The data below should be printed in full, exactly, and without any of its images.

Begin RECORDS FOR THE EXERCISE

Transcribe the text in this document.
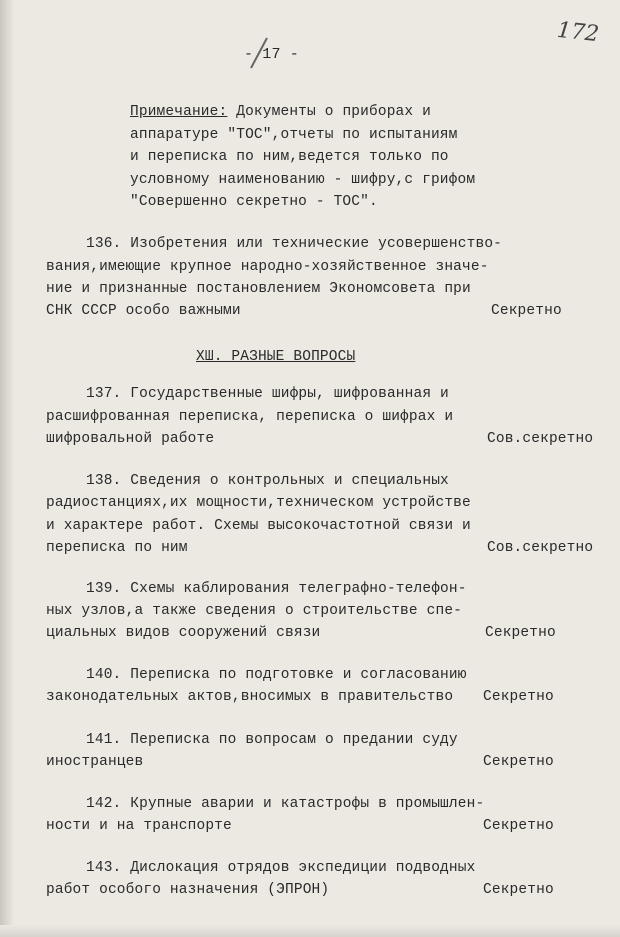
172
- 17 -
Примечание: Документы о приборах и
аппаратуре "ТОС",отчеты по испытаниям
и переписка по ним,ведется только по
условному наименованию - шифру,с грифом
"Совершенно секретно - ТОС".
136. Изобретения или технические усовершенство-
вания,имеющие крупное народно-хозяйственное значе-
ние и признанные постановлением Экономсовета при
СНК СССР особо важными	Секретно
XШ. РАЗНЫЕ ВОПРОСЫ
137. Государственные шифры, шифрованная и
расшифрованная переписка, переписка о шифрах и
шифровальной работе	Сов.секретно
138. Сведения о контрольных и специальных
радиостанциях,их мощности,техническом устройстве
и характере работ. Схемы высокочастотной связи и
переписка по ним	Сов.секретно
139. Схемы каблирования телеграфно-телефон-
ных узлов,а также сведения о строительстве спе-
циальных видов сооружений связи	Секретно
140. Переписка по подготовке и согласованию
законодательных актов,вносимых в правительство Секретно
141. Переписка по вопросам о предании суду
иностранцев	Секретно
142. Крупные аварии и катастрофы в промышлен-
ности и на транспорте	Секретно
143. Дислокация отрядов экспедиции подводных
работ особого назначения (ЭПРОН)	Секретно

End RECORDS FOR THE EXERCISE

THE COMPLETED TASK:
Transcribe the text in this document.
172
- 17 -
Примечание: Документы о приборах и
аппаратуре "ТОС",отчеты по испытаниям
и переписка по ним,ведется только по
условному наименованию - шифру,с грифом
"Совершенно секретно - ТОС".
136. Изобретения или технические усовершенство-
вания,имеющие крупное народно-хозяйственное значе-
ние и признанные постановлением Экономсовета при
СНК СССР особо важными	Секретно
XШ. РАЗНЫЕ ВОПРОСЫ
137. Государственные шифры, шифрованная и
расшифрованная переписка, переписка о шифрах и
шифровальной работе	Сов.секретно
138. Сведения о контрольных и специальных
радиостанциях,их мощности,техническом устройстве
и характере работ. Схемы высокочастотной связи и
переписка по ним	Сов.секретно
139. Схемы каблирования телеграфно-телефон-
ных узлов,а также сведения о строительстве спе-
циальных видов сооружений связи	Секретно
140. Переписка по подготовке и согласованию
законодательных актов,вносимых в правительство Секретно
141. Переписка по вопросам о предании суду
иностранцев	Секретно
142. Крупные аварии и катастрофы в промышлен-
ности и на транспорте	Секретно
143. Дислокация отрядов экспедиции подводных
работ особого назначения (ЭПРОН)	Секретно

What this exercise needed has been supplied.